## Consigne 1
D'après l'extrait sur les tieffelins, depuis quelle technique est-il devenu plus facile de découper et recoller des bouts de génomes ?
## Consigne 2
Reprenez tel quel le passage de l'extrait sur les tieffelins qui commence par « Chaque individu est » et se poursuit jusqu'à « existe beaucoup ! ».
## Consigne 3
Les affirmations suivantes concordent-elles avec l'extrait sur les tieffelins ? Pour chacune, répondez par oui ou non et citez les mots décisifs du texte.
(a) Chaque tieffelin a un parent fiélon.
(b) L'hypothèse des hybrides stériles ne soulève aucune autre question.
(c) Les cornes et la queue seraient des effets secondaires de la modification génétique.

## Extrait à lire
—————
Chaque individu est unique, avec un parent fiélon. Il me semble qu’on est sur un cas de mutation individuelle – quand bien même il en existe beaucoup !
On pourrait aussi invoquer le cas des hybrides stériles entre deux espèces proches, mais cela pose d’autres questions sur la nature des fiélons !
Ou alors… les tieffelins sont en réalité des humains … génétiquement modifiés. Un peu comme lorsqu’on intègre dans l’ADN d’une plante des propriétés d’une autre. Depuis CRISPR-Cas9, il est devenu plus facile de découper et recoller des bouts de génomes. L’ajout de cornes et d’une queue seraient les effets secondaires de cette opération sur les petits tieffelins. Toutefois, partir dans cette direction amène à d’autres questions en cascade : comment procède-t-on ? modifie-t-on alors des embryons pour les implanter ? Tout ça devient malsain (cela dit, les fiélons sont par essence malsains, on oublie juste d’y penser).
—————
## Données enregistrées
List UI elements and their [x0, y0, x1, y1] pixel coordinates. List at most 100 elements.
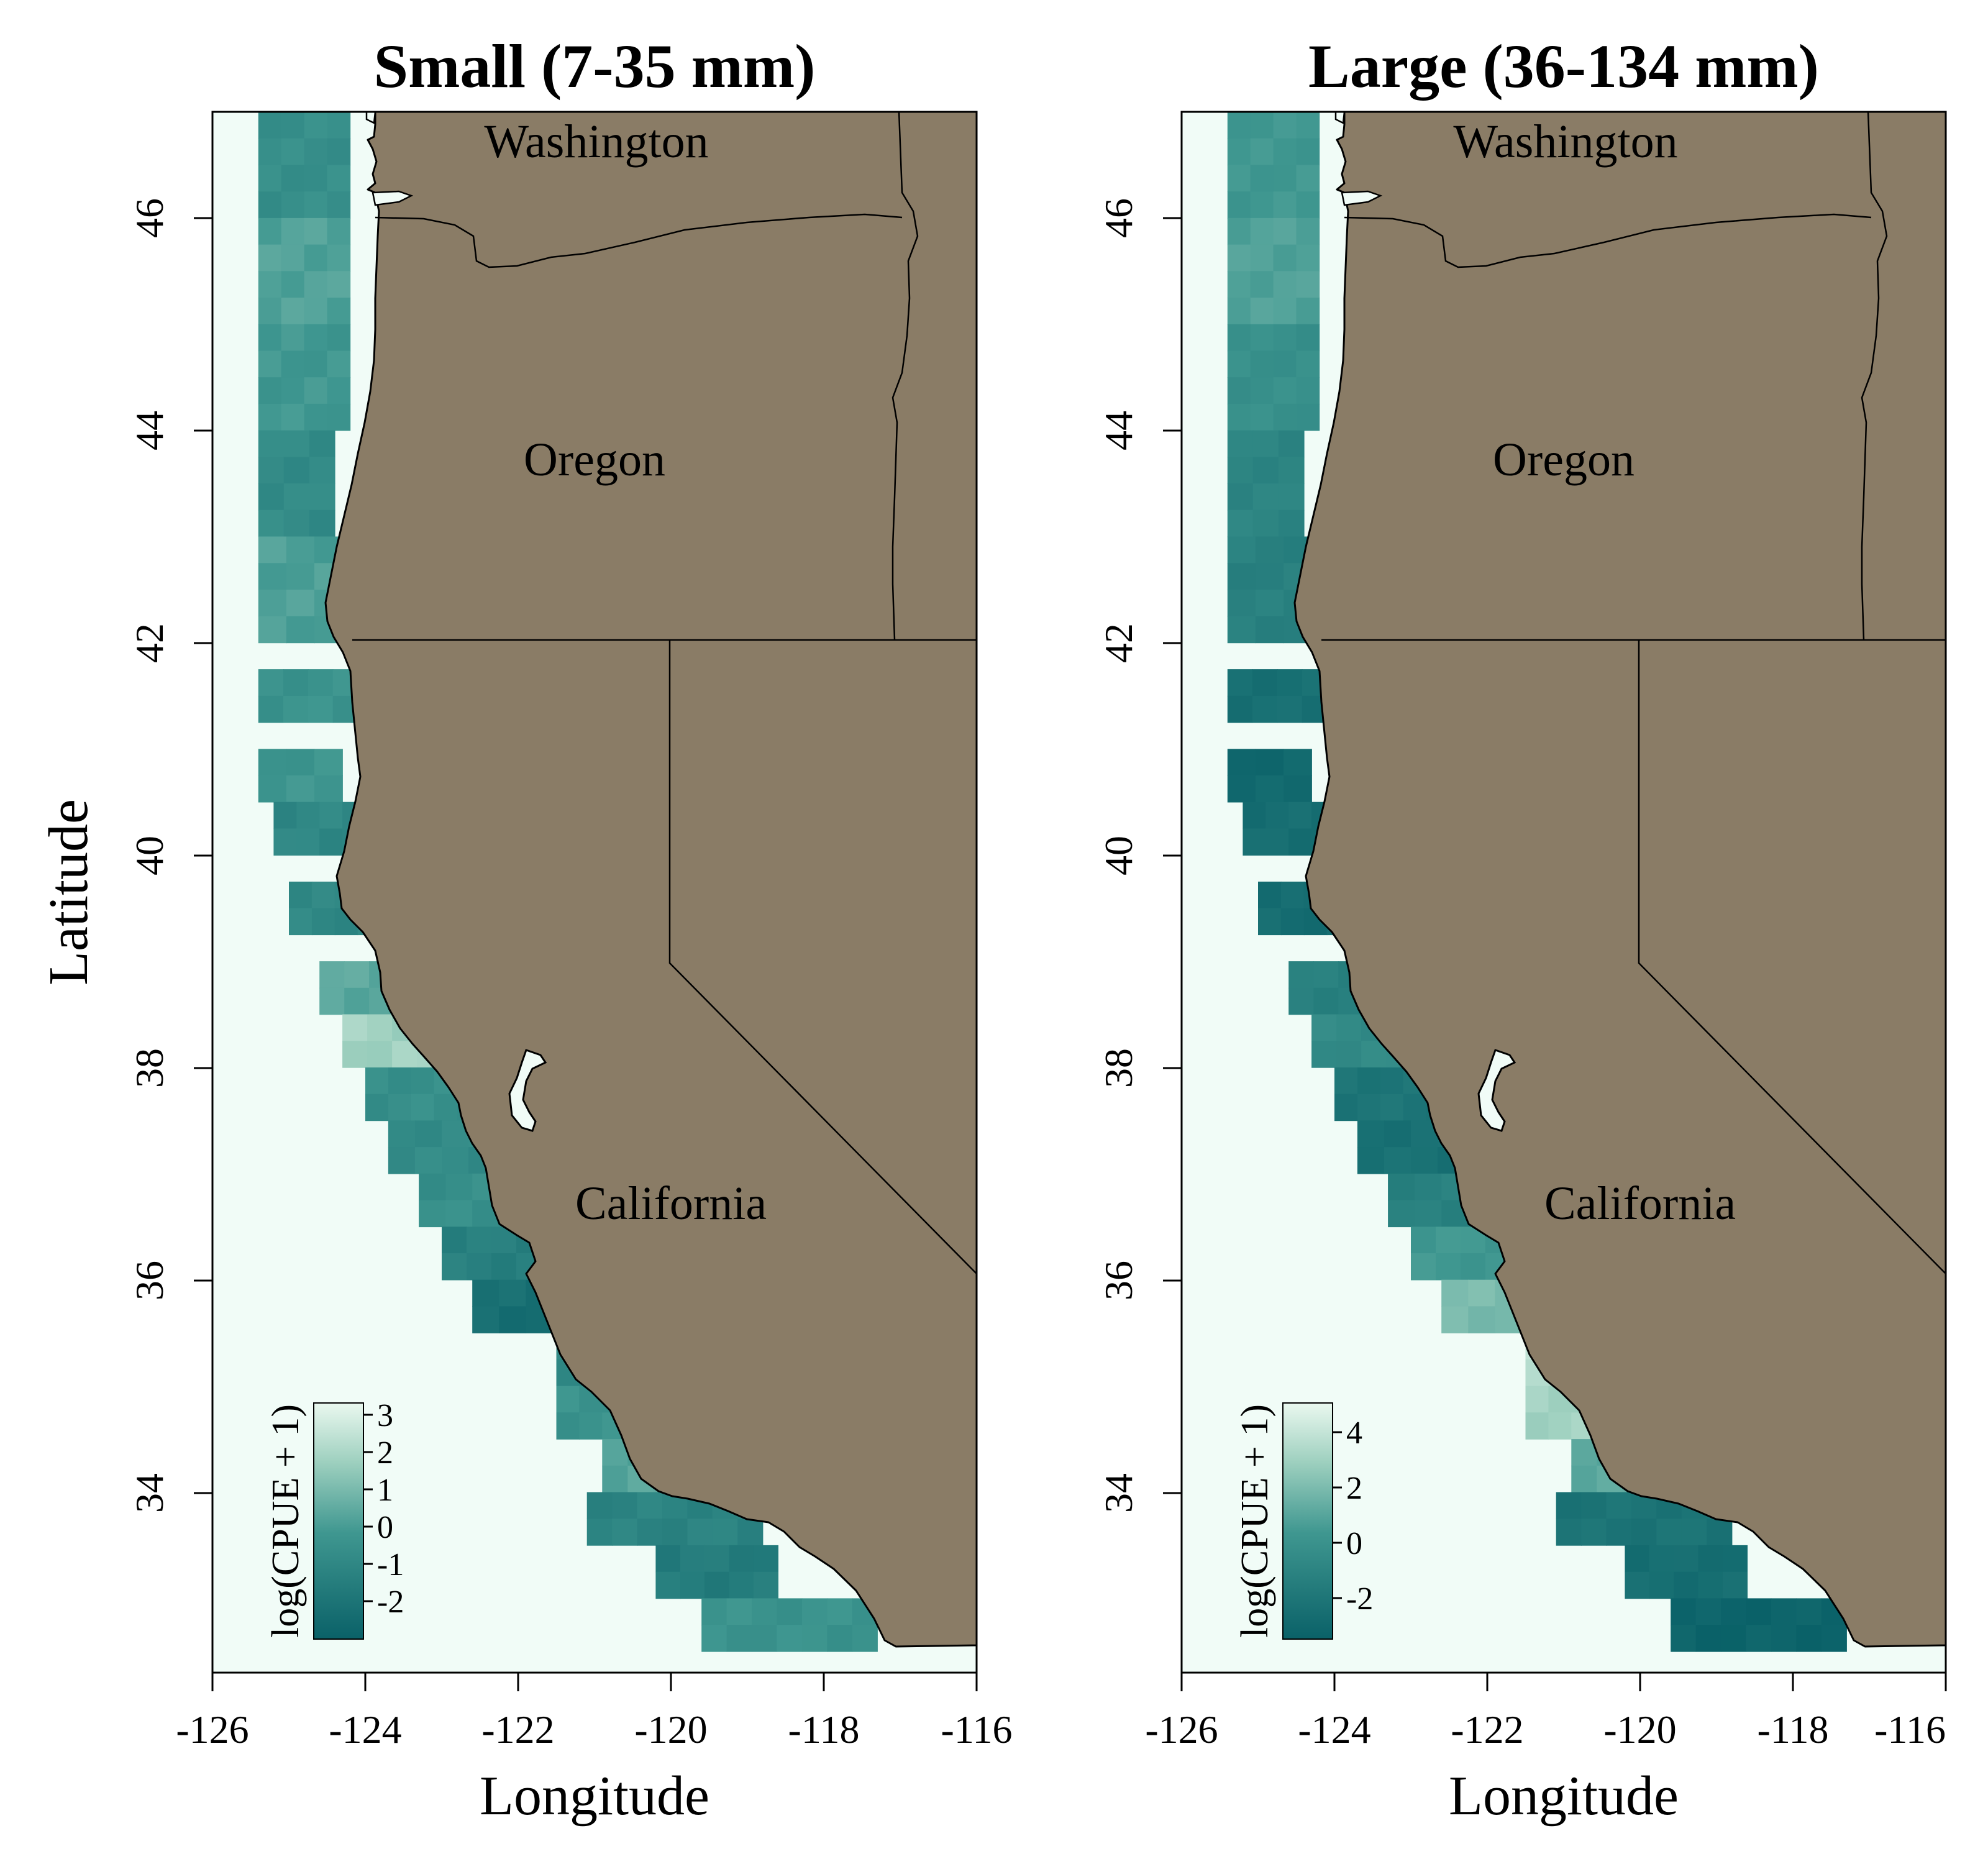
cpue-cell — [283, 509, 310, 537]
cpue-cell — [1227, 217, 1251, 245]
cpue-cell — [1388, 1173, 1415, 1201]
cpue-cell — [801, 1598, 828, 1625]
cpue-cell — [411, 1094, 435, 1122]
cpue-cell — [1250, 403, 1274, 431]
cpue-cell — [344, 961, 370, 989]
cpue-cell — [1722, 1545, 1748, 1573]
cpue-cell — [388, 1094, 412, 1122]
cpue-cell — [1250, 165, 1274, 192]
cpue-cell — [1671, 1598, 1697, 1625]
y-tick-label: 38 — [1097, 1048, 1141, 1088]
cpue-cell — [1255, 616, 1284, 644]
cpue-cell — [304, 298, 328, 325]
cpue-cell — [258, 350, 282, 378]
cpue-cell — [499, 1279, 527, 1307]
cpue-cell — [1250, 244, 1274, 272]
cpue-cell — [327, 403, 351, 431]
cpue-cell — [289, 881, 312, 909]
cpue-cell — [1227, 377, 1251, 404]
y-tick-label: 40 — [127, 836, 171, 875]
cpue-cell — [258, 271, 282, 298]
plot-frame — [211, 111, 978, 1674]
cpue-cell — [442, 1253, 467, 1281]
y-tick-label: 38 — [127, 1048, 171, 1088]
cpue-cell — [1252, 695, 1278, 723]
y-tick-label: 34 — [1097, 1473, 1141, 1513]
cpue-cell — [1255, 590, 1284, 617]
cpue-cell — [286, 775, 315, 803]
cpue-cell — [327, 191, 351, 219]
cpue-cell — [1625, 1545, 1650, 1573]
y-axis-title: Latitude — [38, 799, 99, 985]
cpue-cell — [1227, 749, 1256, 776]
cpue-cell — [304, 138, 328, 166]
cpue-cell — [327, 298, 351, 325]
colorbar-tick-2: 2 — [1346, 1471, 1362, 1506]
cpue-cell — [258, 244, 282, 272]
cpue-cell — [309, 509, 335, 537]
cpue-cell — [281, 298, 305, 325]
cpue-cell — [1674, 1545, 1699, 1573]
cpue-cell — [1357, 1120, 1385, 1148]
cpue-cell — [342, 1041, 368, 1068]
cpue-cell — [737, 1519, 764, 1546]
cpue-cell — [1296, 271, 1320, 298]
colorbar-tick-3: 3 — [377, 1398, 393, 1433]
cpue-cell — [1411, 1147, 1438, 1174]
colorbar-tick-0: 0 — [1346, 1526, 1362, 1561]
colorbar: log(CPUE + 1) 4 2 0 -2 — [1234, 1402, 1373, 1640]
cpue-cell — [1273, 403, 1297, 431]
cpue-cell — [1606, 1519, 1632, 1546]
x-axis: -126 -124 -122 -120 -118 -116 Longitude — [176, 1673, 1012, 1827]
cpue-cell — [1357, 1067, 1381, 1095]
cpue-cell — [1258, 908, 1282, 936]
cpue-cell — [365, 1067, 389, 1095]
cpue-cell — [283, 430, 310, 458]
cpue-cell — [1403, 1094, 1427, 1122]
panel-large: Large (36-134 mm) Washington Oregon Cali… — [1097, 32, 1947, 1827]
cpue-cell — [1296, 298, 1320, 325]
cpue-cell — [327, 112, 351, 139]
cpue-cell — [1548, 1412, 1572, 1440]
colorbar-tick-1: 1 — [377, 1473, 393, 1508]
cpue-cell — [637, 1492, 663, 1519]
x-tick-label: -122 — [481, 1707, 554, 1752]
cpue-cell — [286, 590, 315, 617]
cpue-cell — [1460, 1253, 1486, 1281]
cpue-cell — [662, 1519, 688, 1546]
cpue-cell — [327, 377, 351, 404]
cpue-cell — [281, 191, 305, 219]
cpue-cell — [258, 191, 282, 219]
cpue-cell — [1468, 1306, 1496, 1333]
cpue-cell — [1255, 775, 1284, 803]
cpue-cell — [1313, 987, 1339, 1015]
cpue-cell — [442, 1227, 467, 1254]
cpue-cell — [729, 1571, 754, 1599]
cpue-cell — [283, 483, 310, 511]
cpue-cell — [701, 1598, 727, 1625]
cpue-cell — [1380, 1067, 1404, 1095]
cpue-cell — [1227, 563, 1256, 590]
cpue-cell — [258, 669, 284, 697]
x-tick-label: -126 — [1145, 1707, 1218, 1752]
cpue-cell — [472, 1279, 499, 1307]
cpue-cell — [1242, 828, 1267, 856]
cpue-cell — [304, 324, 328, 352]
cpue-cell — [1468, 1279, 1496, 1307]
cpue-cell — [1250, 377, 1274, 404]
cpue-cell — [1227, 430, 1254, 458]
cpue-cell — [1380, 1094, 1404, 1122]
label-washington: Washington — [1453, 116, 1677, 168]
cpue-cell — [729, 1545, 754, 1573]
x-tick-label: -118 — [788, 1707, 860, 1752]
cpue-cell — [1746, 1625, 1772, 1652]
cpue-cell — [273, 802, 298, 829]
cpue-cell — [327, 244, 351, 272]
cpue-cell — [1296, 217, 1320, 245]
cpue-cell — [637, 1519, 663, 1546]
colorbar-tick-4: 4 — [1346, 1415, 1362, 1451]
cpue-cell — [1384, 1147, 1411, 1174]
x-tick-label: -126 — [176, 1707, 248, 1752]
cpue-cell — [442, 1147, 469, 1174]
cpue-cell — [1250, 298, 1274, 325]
—————
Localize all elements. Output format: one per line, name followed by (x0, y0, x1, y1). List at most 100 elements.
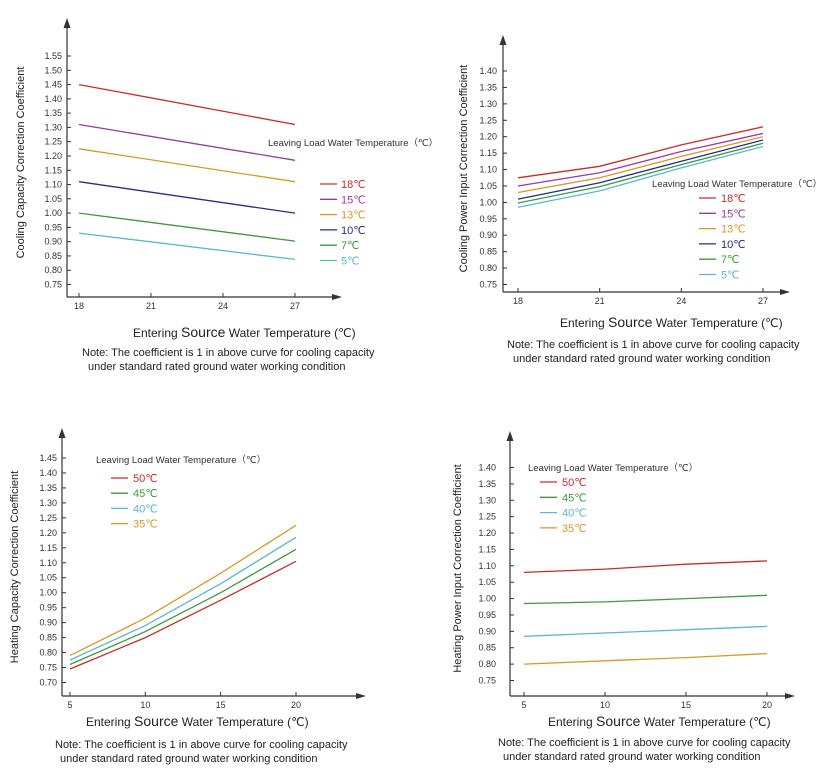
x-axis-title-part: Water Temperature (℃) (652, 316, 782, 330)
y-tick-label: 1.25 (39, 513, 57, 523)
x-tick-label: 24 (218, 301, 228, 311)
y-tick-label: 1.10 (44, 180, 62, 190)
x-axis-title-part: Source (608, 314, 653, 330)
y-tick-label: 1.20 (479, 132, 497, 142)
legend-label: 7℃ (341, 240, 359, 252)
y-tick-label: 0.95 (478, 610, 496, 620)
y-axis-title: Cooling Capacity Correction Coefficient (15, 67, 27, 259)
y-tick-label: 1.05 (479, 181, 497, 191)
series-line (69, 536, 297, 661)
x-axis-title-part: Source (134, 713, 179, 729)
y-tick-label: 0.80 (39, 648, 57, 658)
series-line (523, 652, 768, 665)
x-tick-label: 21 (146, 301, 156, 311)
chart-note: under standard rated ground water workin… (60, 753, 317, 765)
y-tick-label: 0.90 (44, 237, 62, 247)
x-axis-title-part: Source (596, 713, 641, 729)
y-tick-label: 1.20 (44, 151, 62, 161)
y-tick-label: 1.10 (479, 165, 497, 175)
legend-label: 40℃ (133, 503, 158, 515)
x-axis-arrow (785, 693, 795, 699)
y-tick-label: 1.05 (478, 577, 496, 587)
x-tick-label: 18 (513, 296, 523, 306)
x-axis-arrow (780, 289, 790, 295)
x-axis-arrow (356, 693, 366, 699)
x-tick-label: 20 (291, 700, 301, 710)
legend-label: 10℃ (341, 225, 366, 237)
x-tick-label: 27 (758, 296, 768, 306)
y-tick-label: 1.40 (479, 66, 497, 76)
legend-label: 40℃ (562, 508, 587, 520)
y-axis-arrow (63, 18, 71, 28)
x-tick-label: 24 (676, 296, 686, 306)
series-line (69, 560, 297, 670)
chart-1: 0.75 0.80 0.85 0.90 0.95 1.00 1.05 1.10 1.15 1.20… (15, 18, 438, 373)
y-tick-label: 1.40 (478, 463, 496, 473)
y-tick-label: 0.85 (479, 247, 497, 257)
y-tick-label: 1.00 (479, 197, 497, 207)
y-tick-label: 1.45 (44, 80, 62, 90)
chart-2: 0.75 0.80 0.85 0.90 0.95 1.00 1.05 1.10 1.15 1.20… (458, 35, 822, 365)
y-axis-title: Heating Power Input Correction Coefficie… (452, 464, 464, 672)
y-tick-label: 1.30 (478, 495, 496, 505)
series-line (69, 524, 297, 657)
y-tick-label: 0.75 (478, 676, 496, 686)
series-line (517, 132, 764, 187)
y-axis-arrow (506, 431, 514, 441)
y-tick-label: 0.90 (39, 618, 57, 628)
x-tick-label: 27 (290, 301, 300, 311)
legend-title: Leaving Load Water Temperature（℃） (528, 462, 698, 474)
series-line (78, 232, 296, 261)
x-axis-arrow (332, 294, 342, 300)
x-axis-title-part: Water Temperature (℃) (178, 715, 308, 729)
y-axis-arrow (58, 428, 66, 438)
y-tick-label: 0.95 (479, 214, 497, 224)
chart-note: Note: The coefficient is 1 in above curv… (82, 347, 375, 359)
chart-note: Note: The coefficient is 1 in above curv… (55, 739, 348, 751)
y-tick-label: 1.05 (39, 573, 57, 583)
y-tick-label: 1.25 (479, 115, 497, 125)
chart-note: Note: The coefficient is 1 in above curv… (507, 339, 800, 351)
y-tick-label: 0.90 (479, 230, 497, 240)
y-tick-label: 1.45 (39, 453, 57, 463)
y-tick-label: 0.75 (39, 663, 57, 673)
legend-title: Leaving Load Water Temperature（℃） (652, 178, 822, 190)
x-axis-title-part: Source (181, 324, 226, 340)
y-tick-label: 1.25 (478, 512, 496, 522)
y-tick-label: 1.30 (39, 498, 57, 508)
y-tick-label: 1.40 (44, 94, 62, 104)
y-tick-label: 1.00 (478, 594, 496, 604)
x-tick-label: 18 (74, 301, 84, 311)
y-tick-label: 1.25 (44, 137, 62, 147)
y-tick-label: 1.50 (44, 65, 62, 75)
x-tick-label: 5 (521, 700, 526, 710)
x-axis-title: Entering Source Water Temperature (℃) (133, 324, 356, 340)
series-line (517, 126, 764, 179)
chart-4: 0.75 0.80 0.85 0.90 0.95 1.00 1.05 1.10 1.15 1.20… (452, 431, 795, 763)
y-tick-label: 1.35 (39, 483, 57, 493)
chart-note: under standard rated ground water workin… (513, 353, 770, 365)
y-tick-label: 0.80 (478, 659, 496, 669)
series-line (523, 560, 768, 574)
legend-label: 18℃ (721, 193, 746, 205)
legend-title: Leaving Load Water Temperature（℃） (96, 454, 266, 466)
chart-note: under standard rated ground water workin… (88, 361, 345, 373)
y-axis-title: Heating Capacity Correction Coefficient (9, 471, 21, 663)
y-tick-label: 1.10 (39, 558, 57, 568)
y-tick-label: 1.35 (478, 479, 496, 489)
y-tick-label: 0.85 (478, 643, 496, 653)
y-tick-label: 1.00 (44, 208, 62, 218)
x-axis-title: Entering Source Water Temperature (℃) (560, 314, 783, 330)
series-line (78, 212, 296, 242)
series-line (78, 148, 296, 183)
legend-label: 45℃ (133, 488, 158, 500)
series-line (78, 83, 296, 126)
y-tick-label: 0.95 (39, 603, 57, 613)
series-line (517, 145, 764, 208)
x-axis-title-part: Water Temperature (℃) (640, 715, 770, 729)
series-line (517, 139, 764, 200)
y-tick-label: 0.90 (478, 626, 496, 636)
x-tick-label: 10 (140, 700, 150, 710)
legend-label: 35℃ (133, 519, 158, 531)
—————
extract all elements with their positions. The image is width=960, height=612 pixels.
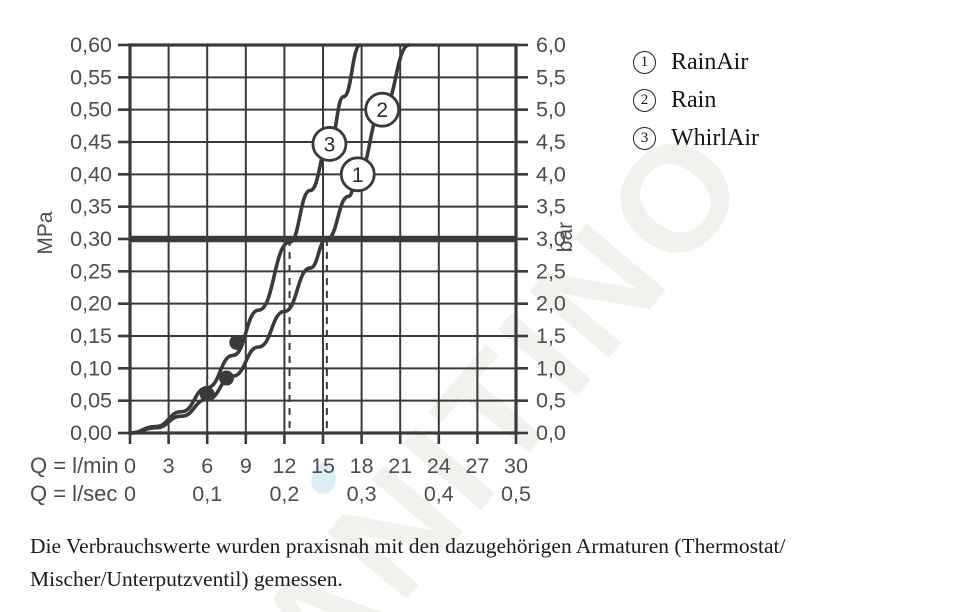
—————
## Réponse 1
Depuis CRISPR-Cas9.

## Réponse 2
Chaque individu est unique, avec un parent fiélon. Il me semble qu’on est sur un cas de mutation individuelle – quand bien même il en existe beaucoup !

## Réponse 3
(a) Oui : « Chaque individu est unique, avec un parent fiélon. »
(b) Non : « mais cela pose d’autres questions sur la nature des fiélons ! »
(c) Oui : « L’ajout de cornes et d’une queue seraient les effets secondaires de cette opération sur les petits tieffelins. »